TO DO: From the listing below, copy every line with the word "Operating".

##### DATA SHOWN

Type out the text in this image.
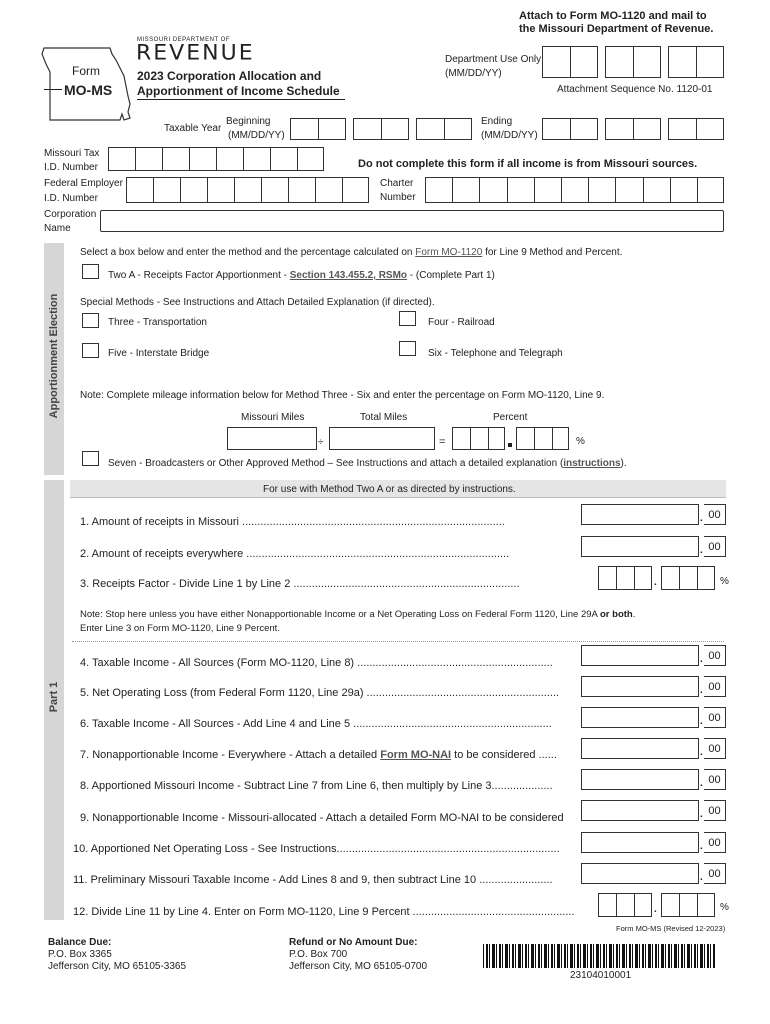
Attach to Form MO-1120 and mail to
the Missouri Department of Revenue.
Form
MO-MS
MISSOURI DEPARTMENT OF
REVENUE
2023 Corporation Allocation and
Apportionment of Income Schedule
Department Use Only
(MM/DD/YY)
Attachment Sequence No. 1120-01
Beginning
Taxable Year
(MM/DD/YY)
Ending
(MM/DD/YY)
Missouri Tax
I.D. Number	Do not complete this form if all income is from Missouri sources.
Federal Employer
I.D. Number
Charter
Number
Corporation
Name
Apportionment Election
Select a box below and enter the method and the percentage calculated on Form MO-1120 for Line 9 Method and Percent.
Two A - Receipts Factor Apportionment - Section 143.455.2, RSMo - (Complete Part 1)
Special Methods - See Instructions and Attach Detailed Explanation (if directed).
Three - Transportation	Four - Railroad
Five - Interstate Bridge	Six - Telephone and Telegraph
Note: Complete mileage information below for Method Three - Six and enter the percentage on Form MO-1120, Line 9.
Missouri Miles	Total Miles	Percent
÷	=	%
Seven - Broadcasters or Other Approved Method – See Instructions and attach a detailed explanation (instructions).
Part 1
For use with Method Two A or as directed by instructions.
1. Amount of receipts in Missouri ......................................................................................	. 00
2. Amount of receipts everywhere ......................................................................................	. 00
3. Receipts Factor - Divide Line 1 by Line 2 ..........................................................................	.	%
Note: Stop here unless you have either Nonapportionable Income or a Net Operating Loss on Federal Form 1120, Line 29A or both.
Enter Line 3 on Form MO-1120, Line 9 Percent.
4. Taxable Income - All Sources (Form MO-1120, Line 8) ................................................................	. 00
5. Net Operating Loss (from Federal Form 1120, Line 29a) ...............................................................	. 00
6. Taxable Income - All Sources - Add Line 4 and Line 5 .................................................................	. 00
7. Nonapportionable Income - Everywhere - Attach a detailed Form MO-NAI to be considered ......	. 00
8. Apportioned Missouri Income - Subtract Line 7 from Line 6, then multiply by Line 3....................	. 00
9. Nonapportionable Income - Missouri-allocated - Attach a detailed Form MO-NAI to be considered	. 00
10. Apportioned Net Operating Loss - See Instructions.........................................................................	. 00
11. Preliminary Missouri Taxable Income - Add Lines 8 and 9, then subtract Line 10 ........................	. 00
12. Divide Line 11 by Line 4. Enter on Form MO-1120, Line 9 Percent .....................................................	.	%
Form MO-MS (Revised 12-2023)
Balance Due:
P.O. Box 3365
Jefferson City, MO 65105-3365
Refund or No Amount Due:
P.O. Box 700
Jefferson City, MO 65105-0700
23104010001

##########

EXPECTED OUTPUT:
Note: Stop here unless you have either Nonapportionable Income or a Net Operating Loss on Federal Form 1120, Line 29A or both.
5. Net Operating Loss (from Federal Form 1120, Line 29a) ...............................................................	. 00
10. Apportioned Net Operating Loss - See Instructions.........................................................................	. 00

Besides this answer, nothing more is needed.